[Stored entries]

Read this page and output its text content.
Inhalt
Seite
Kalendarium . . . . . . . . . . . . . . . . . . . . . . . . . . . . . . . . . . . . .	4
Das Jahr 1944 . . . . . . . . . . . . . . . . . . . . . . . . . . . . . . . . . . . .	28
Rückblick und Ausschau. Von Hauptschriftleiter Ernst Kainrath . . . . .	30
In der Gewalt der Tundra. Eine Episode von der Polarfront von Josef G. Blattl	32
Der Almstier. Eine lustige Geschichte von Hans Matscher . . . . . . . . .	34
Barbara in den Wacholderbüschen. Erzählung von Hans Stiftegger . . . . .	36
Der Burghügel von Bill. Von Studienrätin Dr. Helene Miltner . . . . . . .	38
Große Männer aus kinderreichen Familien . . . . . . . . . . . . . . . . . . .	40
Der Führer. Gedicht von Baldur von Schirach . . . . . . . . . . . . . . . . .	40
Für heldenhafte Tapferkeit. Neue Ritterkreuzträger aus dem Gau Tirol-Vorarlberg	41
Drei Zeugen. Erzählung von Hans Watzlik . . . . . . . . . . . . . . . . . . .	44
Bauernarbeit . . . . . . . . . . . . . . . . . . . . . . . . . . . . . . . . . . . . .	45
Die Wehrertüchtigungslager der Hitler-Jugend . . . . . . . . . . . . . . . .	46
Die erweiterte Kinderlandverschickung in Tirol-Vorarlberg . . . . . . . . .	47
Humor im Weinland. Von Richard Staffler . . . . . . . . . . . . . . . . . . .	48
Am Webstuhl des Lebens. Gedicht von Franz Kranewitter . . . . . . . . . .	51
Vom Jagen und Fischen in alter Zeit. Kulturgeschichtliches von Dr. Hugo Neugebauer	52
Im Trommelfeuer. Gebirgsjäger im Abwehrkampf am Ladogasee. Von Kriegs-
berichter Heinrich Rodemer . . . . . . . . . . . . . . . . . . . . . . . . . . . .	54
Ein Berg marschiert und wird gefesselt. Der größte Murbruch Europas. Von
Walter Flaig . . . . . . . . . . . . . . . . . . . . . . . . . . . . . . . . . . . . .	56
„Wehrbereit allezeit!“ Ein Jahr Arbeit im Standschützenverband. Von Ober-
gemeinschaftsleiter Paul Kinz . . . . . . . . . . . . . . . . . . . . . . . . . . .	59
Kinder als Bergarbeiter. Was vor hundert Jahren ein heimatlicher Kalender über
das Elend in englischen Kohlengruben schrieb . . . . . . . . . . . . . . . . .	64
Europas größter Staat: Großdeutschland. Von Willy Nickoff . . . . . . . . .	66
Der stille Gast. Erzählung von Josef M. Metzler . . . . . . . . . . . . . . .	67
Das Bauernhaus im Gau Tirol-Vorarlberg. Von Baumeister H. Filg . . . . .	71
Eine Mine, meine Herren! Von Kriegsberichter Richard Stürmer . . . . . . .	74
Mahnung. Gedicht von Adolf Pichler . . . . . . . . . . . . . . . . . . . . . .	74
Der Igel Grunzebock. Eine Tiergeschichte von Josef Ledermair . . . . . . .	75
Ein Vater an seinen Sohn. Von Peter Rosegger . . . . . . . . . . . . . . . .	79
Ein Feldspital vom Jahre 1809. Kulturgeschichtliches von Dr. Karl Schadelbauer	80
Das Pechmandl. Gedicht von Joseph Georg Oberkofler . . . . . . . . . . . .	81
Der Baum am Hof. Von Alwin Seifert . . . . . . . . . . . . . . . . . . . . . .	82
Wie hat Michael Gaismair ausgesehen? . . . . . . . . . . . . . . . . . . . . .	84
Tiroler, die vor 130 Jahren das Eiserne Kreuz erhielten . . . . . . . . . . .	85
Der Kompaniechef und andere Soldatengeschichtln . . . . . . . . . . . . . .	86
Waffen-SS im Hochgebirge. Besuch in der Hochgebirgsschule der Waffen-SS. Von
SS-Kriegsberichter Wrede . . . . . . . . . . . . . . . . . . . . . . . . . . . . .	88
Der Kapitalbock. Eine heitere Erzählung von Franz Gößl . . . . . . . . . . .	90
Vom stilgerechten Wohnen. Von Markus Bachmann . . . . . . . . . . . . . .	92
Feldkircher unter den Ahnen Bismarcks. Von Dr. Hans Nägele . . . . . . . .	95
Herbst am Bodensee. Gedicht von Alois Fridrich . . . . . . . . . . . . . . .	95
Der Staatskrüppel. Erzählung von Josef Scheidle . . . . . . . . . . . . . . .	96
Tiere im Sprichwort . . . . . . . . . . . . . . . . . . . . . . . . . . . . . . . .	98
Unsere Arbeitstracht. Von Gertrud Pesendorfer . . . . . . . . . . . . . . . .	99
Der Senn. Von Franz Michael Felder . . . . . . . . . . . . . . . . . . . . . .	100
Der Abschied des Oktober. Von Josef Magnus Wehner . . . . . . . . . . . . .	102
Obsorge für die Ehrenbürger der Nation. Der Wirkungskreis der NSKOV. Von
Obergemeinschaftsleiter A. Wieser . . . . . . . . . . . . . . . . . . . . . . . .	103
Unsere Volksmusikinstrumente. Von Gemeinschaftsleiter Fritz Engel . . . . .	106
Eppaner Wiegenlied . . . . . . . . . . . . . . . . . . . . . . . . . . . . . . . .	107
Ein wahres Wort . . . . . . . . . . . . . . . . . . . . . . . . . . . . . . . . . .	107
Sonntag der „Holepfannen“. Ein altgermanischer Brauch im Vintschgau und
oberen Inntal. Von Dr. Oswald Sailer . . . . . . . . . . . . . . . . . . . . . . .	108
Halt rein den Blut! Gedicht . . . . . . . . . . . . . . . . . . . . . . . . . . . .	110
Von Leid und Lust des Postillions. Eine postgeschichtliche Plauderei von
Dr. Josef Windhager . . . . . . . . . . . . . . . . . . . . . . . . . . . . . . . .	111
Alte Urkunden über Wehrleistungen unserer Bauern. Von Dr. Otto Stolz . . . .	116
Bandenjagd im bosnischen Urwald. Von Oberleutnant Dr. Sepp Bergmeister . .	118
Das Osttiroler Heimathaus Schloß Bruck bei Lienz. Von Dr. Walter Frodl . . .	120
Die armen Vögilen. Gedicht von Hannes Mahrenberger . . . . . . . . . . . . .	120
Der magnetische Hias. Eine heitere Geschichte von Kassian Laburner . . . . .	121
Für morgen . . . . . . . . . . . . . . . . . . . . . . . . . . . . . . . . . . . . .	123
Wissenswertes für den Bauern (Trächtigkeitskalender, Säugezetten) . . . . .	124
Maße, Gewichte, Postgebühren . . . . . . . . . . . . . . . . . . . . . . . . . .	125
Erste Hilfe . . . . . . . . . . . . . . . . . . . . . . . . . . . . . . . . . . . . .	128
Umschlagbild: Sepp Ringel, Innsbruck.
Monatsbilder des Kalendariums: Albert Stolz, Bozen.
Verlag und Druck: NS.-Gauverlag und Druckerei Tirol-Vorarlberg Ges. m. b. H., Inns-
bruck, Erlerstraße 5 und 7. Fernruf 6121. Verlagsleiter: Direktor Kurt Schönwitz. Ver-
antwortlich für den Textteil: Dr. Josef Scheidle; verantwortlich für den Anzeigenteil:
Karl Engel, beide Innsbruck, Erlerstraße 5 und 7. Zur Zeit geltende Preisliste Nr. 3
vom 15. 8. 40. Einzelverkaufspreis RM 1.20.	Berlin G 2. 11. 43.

## WHAT YOU SHOULD DO
Find each line holding the string "Scheidle" and copy it out.

## FINISHED EXERCISE
Der Staatskrüppel. Erzählung von Josef Scheidle . . . . . . . . . . . . . . .	96
antwortlich für den Textteil: Dr. Josef Scheidle; verantwortlich für den Anzeigenteil:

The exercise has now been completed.